====== Extracted text ======

“How do I get my children to do their chores?” One of the most common questions I receive. Honest answer—I struggle mightily with this issue in our home. We’ve done chore charts. We’ve purchased packaged systems training children to do chores. We’ve instituted schedules. After an enthusiastic start and much hoopla, three weeks in—I tour the house to find unmade beds, dishes stacked in the sink, and dust bunnies grabbing my toes from under furniture.

I can’t really blame the children. I’m not great at putting stickers on charts, following every instruction of a complicated system, or reminding of the schedule. I don’t want to have to remind—that’s why I have a schedule. Yet, I also have to acknowledge that if the Marine Corp—those top military men and women charged with defending the order of the world—need regular inspections to keep their barracks clean, my children probably need more from me than a chart or a schedule.

What works? For us—chore hour. We set one hour a day as chore hour. From 4:00 – 5:00 everyone gathers for their assignment and works until the list is done.

Benefits:

Group effort reduces complaining. Because the time is set and everyone’s involved, children complain a lot less. They expect to do chores at 4:00. It becomes part of the flow of the day rather than an interruption of their activities.

Natural camaraderie. Children generally don’t like working alone. They don’t want to go off by themselves to clean the toy room or make their bed. When everyone is doing chores, we team up to tackle the toy covered floor or washing the dishes. Working together makes the job go faster as we connect with each other while working. Also, I can teach how to do the job as we go. Children don’t feel overwhelmed by a task they don’t know how to begin—they become empowered as they work alongside and learn from me.

====== Data shown ======

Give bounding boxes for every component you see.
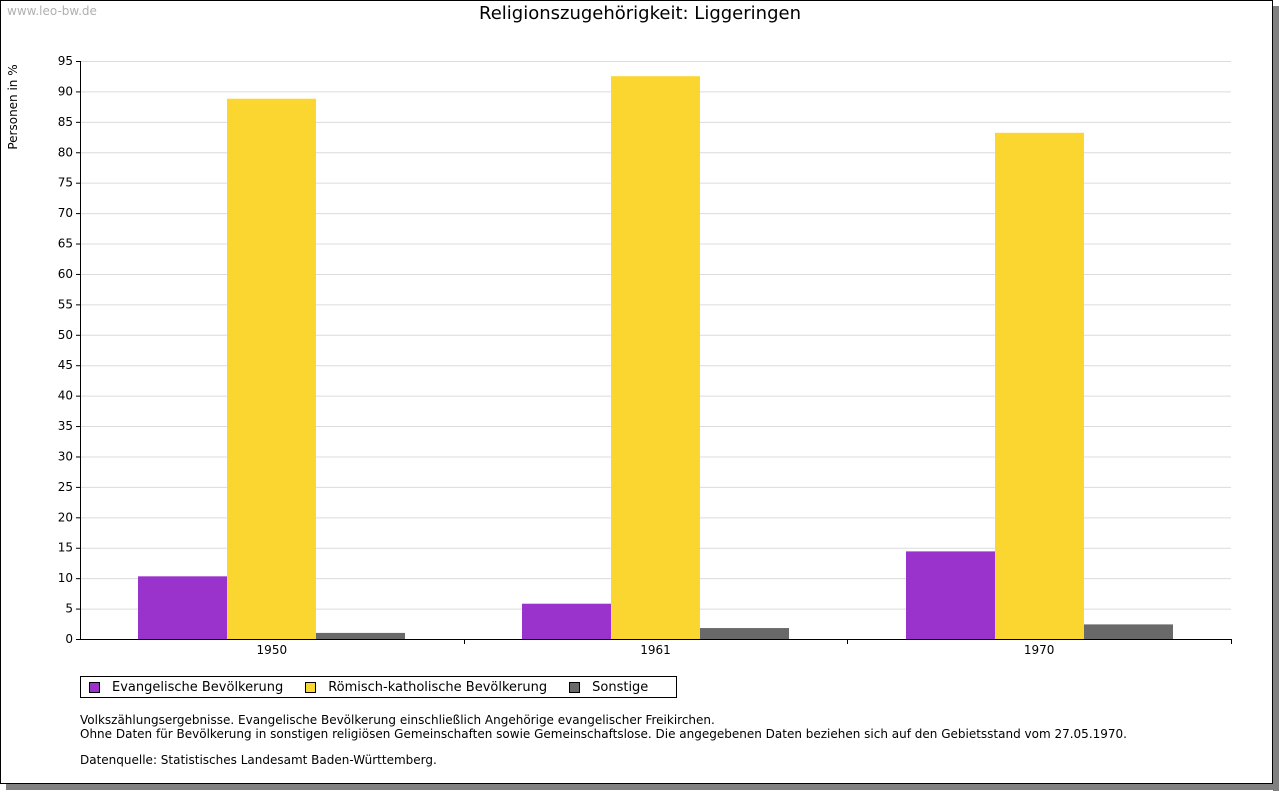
y-tick-label: 65 (58, 237, 73, 251)
bar-1961-sonstige (700, 628, 789, 639)
legend-swatch-katholisch (305, 681, 317, 693)
bar-1961-r-misch-katholische-bev-lkerung (611, 76, 700, 640)
bar-1970-evangelische-bev-lkerung (906, 551, 995, 639)
y-tick-label: 50 (58, 328, 73, 342)
footnotes: Volkszählungsergebnisse. Evangelische Be… (80, 713, 1127, 767)
watermark: www.leo-bw.de (7, 4, 97, 18)
y-tick-label: 75 (58, 176, 73, 190)
bar-1950-sonstige (316, 632, 405, 639)
y-tick-label: 30 (58, 449, 73, 463)
data-source: Datenquelle: Statistisches Landesamt Bad… (80, 753, 437, 767)
legend-item-evangelisch: Evangelische Bevölkerung (89, 680, 283, 695)
y-tick-label: 10 (58, 571, 73, 585)
chart-title: Religionszugehörigkeit: Liggeringen (479, 3, 801, 24)
legend-item-katholisch: Römisch-katholische Bevölkerung (305, 680, 547, 695)
y-tick-label: 90 (58, 84, 73, 98)
bar-1961-evangelische-bev-lkerung (522, 603, 611, 639)
y-tick-label: 25 (58, 480, 73, 494)
y-tick-label: 20 (58, 510, 73, 524)
frame-shadow-bottom (6, 784, 1279, 790)
legend-label-katholisch: Römisch-katholische Bevölkerung (328, 679, 548, 695)
footnote-line-2: Ohne Daten für Bevölkerung in sonstigen … (80, 727, 1127, 741)
bar-1970-sonstige (1084, 624, 1173, 639)
legend: Evangelische Bevölkerung Römisch-katholi… (80, 676, 677, 698)
bar-1970-r-misch-katholische-bev-lkerung (995, 132, 1084, 639)
frame-shadow-right (1273, 6, 1279, 791)
y-tick-label: 0 (65, 632, 73, 646)
legend-swatch-sonstige (569, 681, 581, 693)
y-tick-label: 70 (58, 206, 73, 220)
bar-1950-evangelische-bev-lkerung (138, 576, 227, 639)
y-tick-label: 85 (58, 115, 73, 129)
y-tick-label: 45 (58, 358, 73, 372)
y-tick-label: 5 (65, 602, 73, 616)
x-tick-label: 1961 (640, 643, 671, 657)
bar-1950-r-misch-katholische-bev-lkerung (227, 98, 316, 639)
y-tick-label: 15 (58, 541, 73, 555)
y-tick-label: 95 (58, 54, 73, 68)
legend-label-evangelisch: Evangelische Bevölkerung (112, 679, 284, 695)
legend-swatch-evangelisch (89, 681, 100, 693)
y-tick-label: 35 (58, 419, 73, 433)
y-tick-label: 80 (58, 145, 73, 159)
legend-item-sonstige: Sonstige (569, 680, 648, 695)
y-tick-label: 60 (58, 267, 73, 281)
x-tick-label: 1970 (1024, 643, 1055, 657)
y-tick-label: 55 (58, 297, 73, 311)
legend-label-sonstige: Sonstige (592, 679, 649, 695)
footnote-line-1: Volkszählungsergebnisse. Evangelische Be… (80, 713, 715, 727)
x-tick-label: 1950 (257, 643, 288, 657)
y-tick-label: 40 (58, 389, 73, 403)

======

> _Task details_
Can you return, word for word, the stretch of the chore-hour article from "Group effort reduces" through "of their activities."?

> _Complete response_
Group effort reduces complaining. Because the time is set and everyone’s involved, children complain a lot less. They expect to do chores at 4:00. It becomes part of the flow of the day rather than an interruption of their activities.